▶ **Source passage**:
- - - - -
One-Way ANOVA F-Test

Simplest ANOVA


It's an $F$-Test

It's a parametric test of Variance:

  • it's parametric because it's based on Normality hypothesis


Comparing Means

Comparing means of several groups

  • We can compare means of two groups using Two-Sample $t$-test
  • But sometimes we want to compare means across many groups

First idea: do Pairwise comparison

  • but we may find the difference just by chance, even when there's no difference - because there'll be too many comparisons
  • need to do some correction


Test Of Independence

One-Way ANOVA can be used to analyze the relationships between two variables

  • numerical and categorical
  • we group the numerical one by associated categories
  • and find the means of each category
  • then we test if the means are the same
  • if yes - these two variables are independent


Post-ANOVA Comparison

suppose we reject $H_0$


The One-Way ANOVA Test

ANOVA: compare many means in a single hypothesis

  • are the means of several groups equal?
  • so it generalizes the $t$-test to more than two groups
  • used in Bivariate Analysis to test if a numerical and categorical variables are independent


ANOVA:

  • assessing the variability of the group mean relative to variability among individual observations
  • the questions answered: "is the variability on the sample means so large that it seems unlikely to be entirely due to chance?"
- - - - -
▶ **Provided material**:
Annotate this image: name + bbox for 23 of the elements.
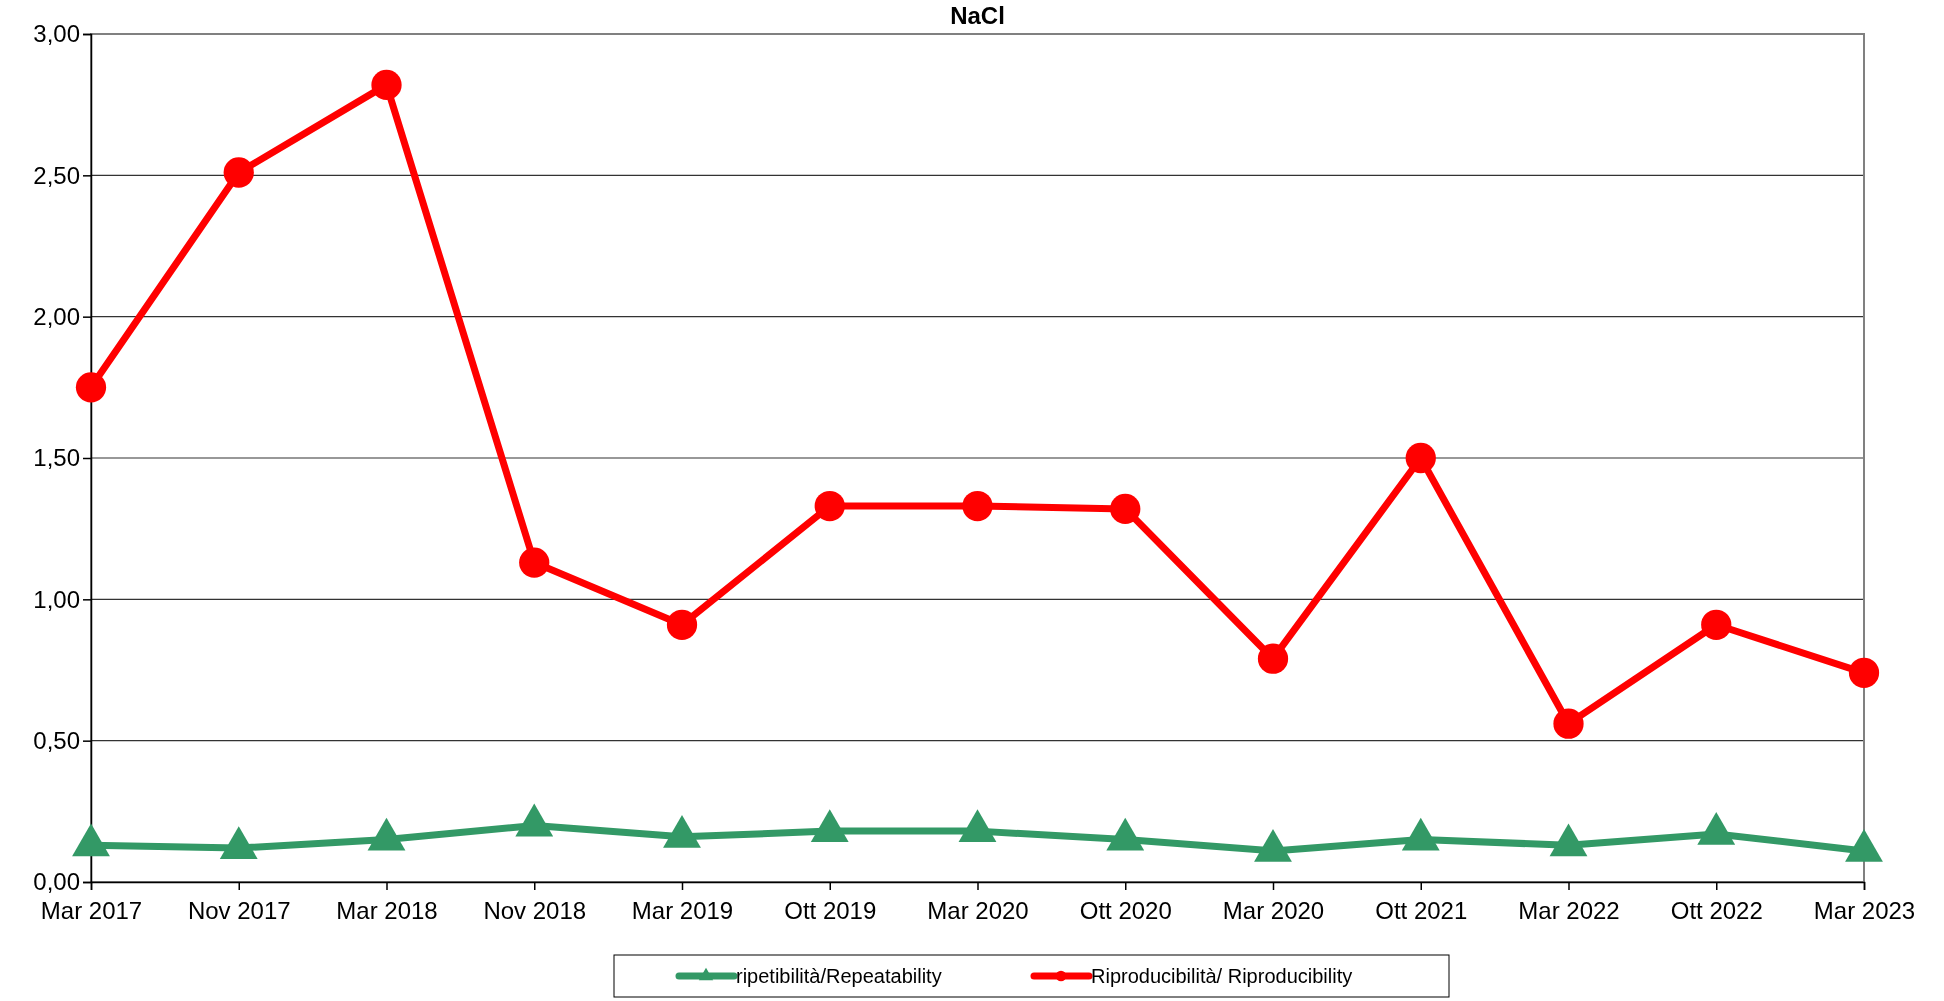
x-tick-label: Mar 2019 [631, 897, 734, 925]
y-tick-label: 1,50 [33, 444, 80, 472]
x-tick-label: Ott 2020 [1079, 897, 1172, 925]
x-tick-label: Ott 2021 [1375, 897, 1468, 925]
x-tick-label: Mar 2017 [40, 897, 143, 925]
x-tick-label: Ott 2019 [784, 897, 877, 925]
x-tick-label: Mar 2023 [1813, 897, 1916, 925]
x-tick-label: Mar 2022 [1518, 897, 1620, 925]
y-tick-label: 0,50 [33, 726, 80, 754]
x-tick-label: Nov 2018 [483, 897, 587, 925]
y-tick-label: 3,00 [33, 20, 80, 48]
x-tick-label: Nov 2017 [187, 897, 291, 925]
y-tick-label: 2,50 [33, 161, 80, 189]
legend-label: ripetibilità/Repeatability [736, 965, 942, 987]
x-tick-label: Mar 2018 [336, 897, 438, 925]
y-tick-label: 2,00 [33, 302, 80, 330]
x-tick-label: Mar 2020 [927, 897, 1029, 925]
x-tick-label: Mar 2020 [1222, 897, 1325, 925]
y-tick-label: 1,00 [33, 585, 80, 613]
chart-title: NaCl [950, 2, 1005, 29]
x-tick-label: Ott 2022 [1670, 897, 1763, 925]
y-tick-label: 0,00 [33, 868, 80, 896]
legend-label: Riproducibilità/ Riproducibility [1091, 965, 1353, 987]
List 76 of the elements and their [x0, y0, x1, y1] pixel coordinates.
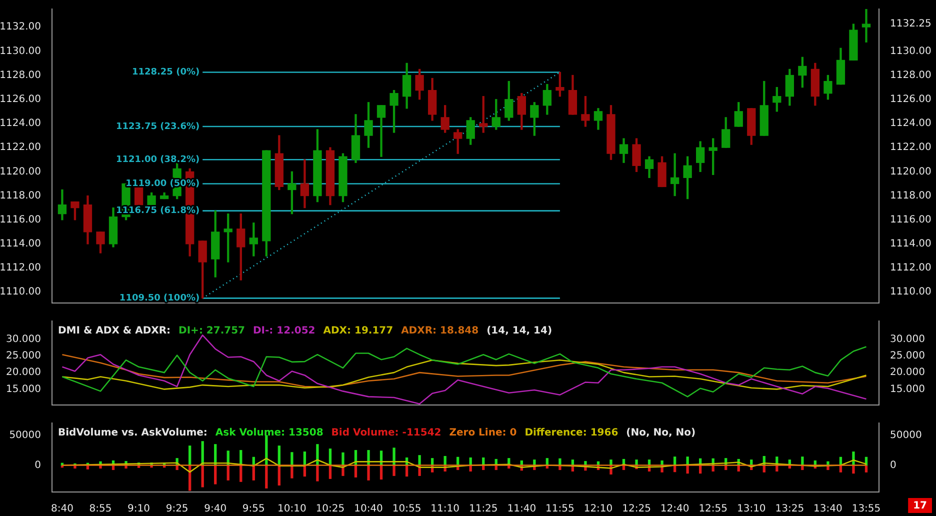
y2-tick-label: 25.000 — [890, 350, 925, 362]
text: Difference: 1966 — [524, 428, 618, 439]
y2-tick-label: 1130.00 — [890, 46, 932, 57]
y2-tick-label: 1132.25 — [890, 18, 932, 30]
annotation: (No, No, No) — [626, 428, 696, 439]
text: 17 — [913, 500, 928, 512]
series-label: 1128.25 (0%) — [132, 68, 200, 78]
text: ADXR: 18.848 — [401, 326, 479, 337]
series-label: 1121.00 (38.2%) — [116, 154, 200, 165]
x-tick-label: 12:25 — [622, 504, 651, 515]
text: Bid Volume: -11542 — [331, 428, 442, 439]
text: BidVolume vs. AskVolume: — [58, 428, 208, 439]
text: Zero Line: 0 — [449, 428, 517, 439]
text: ADX: 19.177 — [323, 326, 394, 337]
x-tick-label: 9:25 — [166, 504, 188, 515]
y-tick-label: 1126.00 — [0, 94, 41, 105]
x-tick-label: 9:55 — [242, 504, 265, 515]
x-tick-label: 10:55 — [392, 504, 422, 515]
x-tick-label: 9:10 — [128, 504, 150, 515]
y-tick-label: 50000 — [9, 430, 41, 442]
x-tick-label: 12:10 — [584, 504, 613, 515]
y-tick-label: 15.000 — [6, 384, 41, 395]
y2-tick-label: 1124.00 — [890, 118, 932, 130]
y2-tick-label: 1128.00 — [890, 70, 932, 81]
y-tick-label: 0 — [34, 460, 41, 471]
y2-tick-label: 1122.00 — [890, 142, 932, 154]
x-tick-label: 10:25 — [316, 504, 345, 515]
y-tick-label: 1130.00 — [0, 46, 41, 57]
text: DI-: 12.052 — [253, 326, 316, 337]
x-tick-label: 13:10 — [736, 504, 766, 515]
series-label: DI+: 27.757 — [178, 326, 246, 337]
x-tick-label: 10:40 — [354, 504, 383, 515]
y2-tick-label: 1126.00 — [890, 94, 932, 105]
x-tick-label: 13:55 — [852, 504, 881, 515]
x-tick-label: 11:25 — [468, 504, 498, 515]
y-tick-label: 1114.00 — [0, 238, 41, 250]
x-tick-label: 12:55 — [698, 504, 728, 515]
y-tick-label: 30.000 — [6, 334, 41, 345]
x-tick-label: 10:10 — [278, 504, 306, 515]
y2-tick-label: 1114.00 — [890, 238, 932, 250]
y2-tick-label: 1116.00 — [890, 214, 932, 226]
y2-tick-label: 20.000 — [890, 367, 925, 378]
y2-tick-label: 50000 — [890, 430, 922, 442]
series-label: 1123.75 (23.6%) — [116, 122, 200, 132]
y-tick-label: 1122.00 — [0, 142, 41, 154]
x-tick-label: 9:40 — [204, 504, 227, 515]
y2-tick-label: 1118.00 — [890, 190, 932, 202]
y-tick-label: 1128.00 — [0, 70, 41, 81]
y2-tick-label: 0 — [890, 460, 896, 471]
y-tick-label: 1120.00 — [0, 166, 41, 178]
y-tick-label: 1110.00 — [0, 286, 41, 298]
x-tick-label: 12:40 — [660, 504, 690, 515]
series-label: Ask Volume: 13508 — [215, 428, 324, 439]
x-tick-label: 13:25 — [775, 504, 804, 515]
annotation: (14, 14, 14) — [486, 326, 552, 337]
y-tick-label: 1112.00 — [0, 262, 41, 274]
y-tick-label: 1118.00 — [0, 190, 41, 202]
y-tick-label: 1132.00 — [0, 22, 41, 33]
y-tick-label: 1124.00 — [0, 118, 41, 130]
x-tick-label: 11:55 — [546, 504, 574, 515]
x-tick-label: 8:55 — [89, 504, 112, 515]
x-tick-label: 8:40 — [50, 504, 74, 515]
x-tick-label: 11:40 — [507, 504, 536, 515]
y2-tick-label: 1112.00 — [890, 262, 932, 274]
y-tick-label: 25.000 — [6, 350, 41, 362]
y2-tick-label: 30.000 — [890, 334, 925, 345]
x-tick-label: 11:10 — [430, 504, 460, 515]
y2-tick-label: 1110.00 — [890, 286, 932, 298]
y2-tick-label: 1120.00 — [890, 166, 932, 178]
x-tick-label: 13:40 — [814, 504, 842, 515]
y-tick-label: 20.000 — [6, 367, 41, 378]
series-label: 1119.00 (50%) — [126, 179, 200, 190]
series-label: 1109.50 (100%) — [119, 294, 200, 304]
text: DMI & ADX & ADXR: — [58, 326, 171, 337]
y-tick-label: 1116.00 — [0, 214, 41, 226]
y2-tick-label: 15.000 — [890, 384, 925, 395]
- - - - -
▶ **Task objective**:
Write the next part of the one-way ANOVA notes, starting right after the bullet ending "entirely due to chance?" The lines are separate material and have nothing to do with the one-way ANOVA notes.

▶ **Output of the task**:
General Idea:

  • simultaneously consider many groups
  • evaluate if the sample means differ more than we'd expect from natural variation


Assumptions

  • observations are independent
  • data within each group is distributed normally
  • variability across the groups is approximately equal


ANOVA Test

  • $H_0: \mu_1 = \mu_2 = ... = \mu_k$
  • $H_A:$ at least one $\mu_i$ is different from the rest


Estimating variability:

  • this variability is called MSG: mean square between groups
  • $\text{df}_G = k - 1$ for $k$ groups


  • let $\bar{x}$ be the sample mean across all groups
  • $\text{MSG} = \cfrac{1}{\text{df}_G} \cdot \text{SSG} = \cfrac{1}{k - 1} \sum_{i=1}^k n_i (\bar{x}_i - \bar{x})^2$
  • $\text{SSG}$ - sum of squares between groups
  • $n_i$ - sample size of group $i$

this gives us a base point, and we compare it with $\text{MSE}$:


$\text{MSE}$: mean square error (pooled variance estimate)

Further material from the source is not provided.